Record extracts

┏━━

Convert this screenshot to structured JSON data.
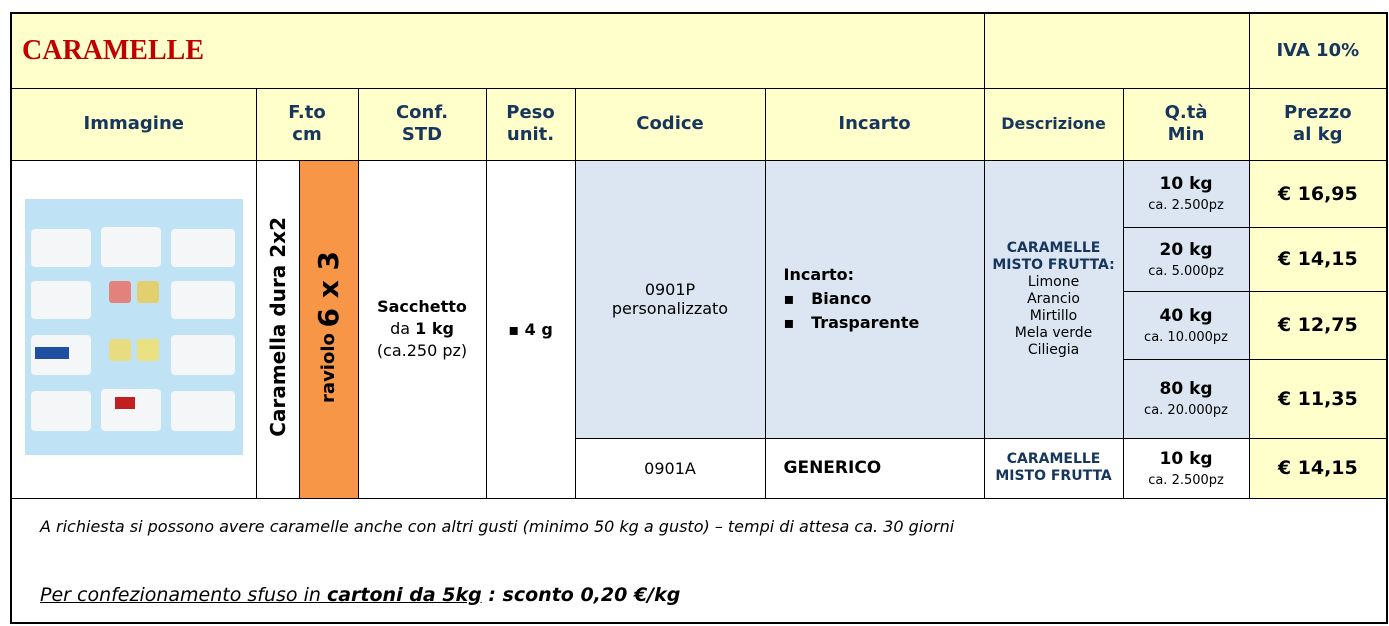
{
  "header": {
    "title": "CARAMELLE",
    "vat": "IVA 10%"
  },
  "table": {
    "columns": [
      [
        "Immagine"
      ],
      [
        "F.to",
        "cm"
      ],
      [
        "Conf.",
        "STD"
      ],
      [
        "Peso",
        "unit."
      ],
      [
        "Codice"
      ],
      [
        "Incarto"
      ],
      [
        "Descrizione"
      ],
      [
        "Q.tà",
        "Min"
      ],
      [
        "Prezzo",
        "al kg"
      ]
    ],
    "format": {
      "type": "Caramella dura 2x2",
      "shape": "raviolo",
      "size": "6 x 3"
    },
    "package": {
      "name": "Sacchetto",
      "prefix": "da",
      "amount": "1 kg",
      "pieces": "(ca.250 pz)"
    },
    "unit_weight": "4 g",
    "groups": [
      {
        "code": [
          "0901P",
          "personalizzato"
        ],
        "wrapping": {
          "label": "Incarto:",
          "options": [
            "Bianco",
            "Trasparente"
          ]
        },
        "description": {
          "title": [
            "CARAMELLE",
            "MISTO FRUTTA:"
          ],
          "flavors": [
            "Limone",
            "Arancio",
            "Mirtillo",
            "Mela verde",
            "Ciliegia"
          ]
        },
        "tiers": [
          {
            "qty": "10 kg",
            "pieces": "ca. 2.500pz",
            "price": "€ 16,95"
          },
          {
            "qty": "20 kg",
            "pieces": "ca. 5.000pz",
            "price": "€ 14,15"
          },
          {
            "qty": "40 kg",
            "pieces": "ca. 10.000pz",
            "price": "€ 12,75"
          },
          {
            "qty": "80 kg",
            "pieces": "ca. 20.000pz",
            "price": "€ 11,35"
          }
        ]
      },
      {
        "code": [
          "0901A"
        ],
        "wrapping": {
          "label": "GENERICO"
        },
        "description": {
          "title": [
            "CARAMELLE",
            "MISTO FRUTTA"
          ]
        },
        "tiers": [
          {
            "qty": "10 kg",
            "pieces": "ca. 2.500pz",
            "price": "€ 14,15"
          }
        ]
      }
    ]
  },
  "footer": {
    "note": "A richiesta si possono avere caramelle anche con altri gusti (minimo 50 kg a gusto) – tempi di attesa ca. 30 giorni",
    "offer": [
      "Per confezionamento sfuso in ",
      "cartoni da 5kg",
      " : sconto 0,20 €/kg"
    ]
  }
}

┗━━
┏━━

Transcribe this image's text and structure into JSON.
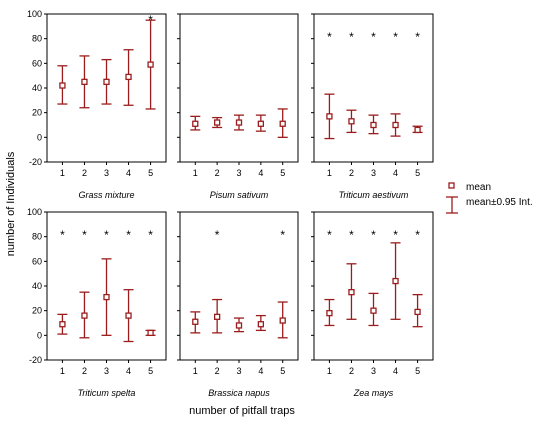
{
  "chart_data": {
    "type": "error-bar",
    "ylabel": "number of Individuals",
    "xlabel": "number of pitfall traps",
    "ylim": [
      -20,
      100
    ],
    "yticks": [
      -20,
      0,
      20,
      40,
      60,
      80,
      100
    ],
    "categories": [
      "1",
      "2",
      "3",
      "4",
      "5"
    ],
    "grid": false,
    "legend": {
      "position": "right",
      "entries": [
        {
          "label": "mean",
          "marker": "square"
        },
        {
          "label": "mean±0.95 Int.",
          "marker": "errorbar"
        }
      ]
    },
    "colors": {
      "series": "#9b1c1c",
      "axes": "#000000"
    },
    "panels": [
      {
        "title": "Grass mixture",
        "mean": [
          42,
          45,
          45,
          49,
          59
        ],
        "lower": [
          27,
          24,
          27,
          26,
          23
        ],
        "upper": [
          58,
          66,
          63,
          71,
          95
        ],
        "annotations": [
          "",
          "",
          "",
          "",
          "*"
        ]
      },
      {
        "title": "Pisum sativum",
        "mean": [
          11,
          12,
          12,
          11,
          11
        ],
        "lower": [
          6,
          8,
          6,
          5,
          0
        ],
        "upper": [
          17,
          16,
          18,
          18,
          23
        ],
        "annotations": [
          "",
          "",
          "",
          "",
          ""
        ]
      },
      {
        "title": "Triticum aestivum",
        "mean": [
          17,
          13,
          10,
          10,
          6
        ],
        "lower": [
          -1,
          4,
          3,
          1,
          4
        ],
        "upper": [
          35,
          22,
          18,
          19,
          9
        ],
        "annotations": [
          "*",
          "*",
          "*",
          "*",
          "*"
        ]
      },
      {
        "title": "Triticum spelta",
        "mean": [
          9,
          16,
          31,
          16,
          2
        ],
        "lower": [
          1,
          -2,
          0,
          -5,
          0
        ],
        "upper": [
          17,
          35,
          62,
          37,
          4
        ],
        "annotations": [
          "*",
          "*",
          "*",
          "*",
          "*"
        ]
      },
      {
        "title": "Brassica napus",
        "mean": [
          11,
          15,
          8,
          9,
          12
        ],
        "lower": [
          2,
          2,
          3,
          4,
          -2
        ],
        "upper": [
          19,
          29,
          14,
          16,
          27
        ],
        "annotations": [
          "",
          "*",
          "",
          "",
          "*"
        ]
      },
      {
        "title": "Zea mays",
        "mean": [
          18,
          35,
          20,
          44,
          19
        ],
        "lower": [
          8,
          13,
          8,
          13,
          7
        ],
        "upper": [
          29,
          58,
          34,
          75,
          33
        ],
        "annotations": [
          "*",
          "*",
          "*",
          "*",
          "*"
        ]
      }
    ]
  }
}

┗━━
┏━━

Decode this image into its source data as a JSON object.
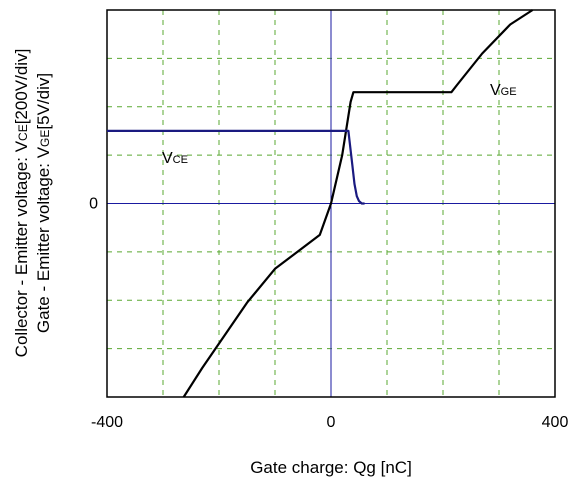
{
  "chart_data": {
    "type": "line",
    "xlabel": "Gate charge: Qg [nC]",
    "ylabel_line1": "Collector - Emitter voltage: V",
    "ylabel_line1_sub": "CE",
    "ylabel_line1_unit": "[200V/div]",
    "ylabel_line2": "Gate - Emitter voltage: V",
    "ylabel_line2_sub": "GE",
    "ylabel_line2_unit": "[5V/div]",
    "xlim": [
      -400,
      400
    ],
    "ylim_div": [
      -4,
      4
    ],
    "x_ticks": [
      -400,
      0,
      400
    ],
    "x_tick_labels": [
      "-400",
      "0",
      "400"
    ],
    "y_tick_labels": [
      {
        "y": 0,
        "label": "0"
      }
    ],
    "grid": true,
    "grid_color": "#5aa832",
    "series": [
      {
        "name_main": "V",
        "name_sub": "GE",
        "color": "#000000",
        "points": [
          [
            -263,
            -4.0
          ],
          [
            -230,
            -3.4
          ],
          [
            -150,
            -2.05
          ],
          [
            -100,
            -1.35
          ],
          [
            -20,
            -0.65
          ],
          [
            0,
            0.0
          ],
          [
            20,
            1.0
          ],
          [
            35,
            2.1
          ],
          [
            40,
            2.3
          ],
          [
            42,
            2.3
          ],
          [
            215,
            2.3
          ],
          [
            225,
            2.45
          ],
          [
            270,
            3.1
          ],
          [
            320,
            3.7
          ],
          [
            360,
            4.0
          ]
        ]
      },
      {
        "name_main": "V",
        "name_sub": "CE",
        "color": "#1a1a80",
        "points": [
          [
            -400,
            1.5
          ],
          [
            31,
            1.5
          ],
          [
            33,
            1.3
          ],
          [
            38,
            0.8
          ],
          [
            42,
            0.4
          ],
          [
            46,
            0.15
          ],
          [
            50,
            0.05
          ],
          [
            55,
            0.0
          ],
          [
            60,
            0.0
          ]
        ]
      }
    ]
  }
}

┗━━

Your instructions
From the data above, copy each line that holds "image".

Exercise solution
Transcribe this image's text and structure into JSON.
Decode this image into its source data as a JSON object.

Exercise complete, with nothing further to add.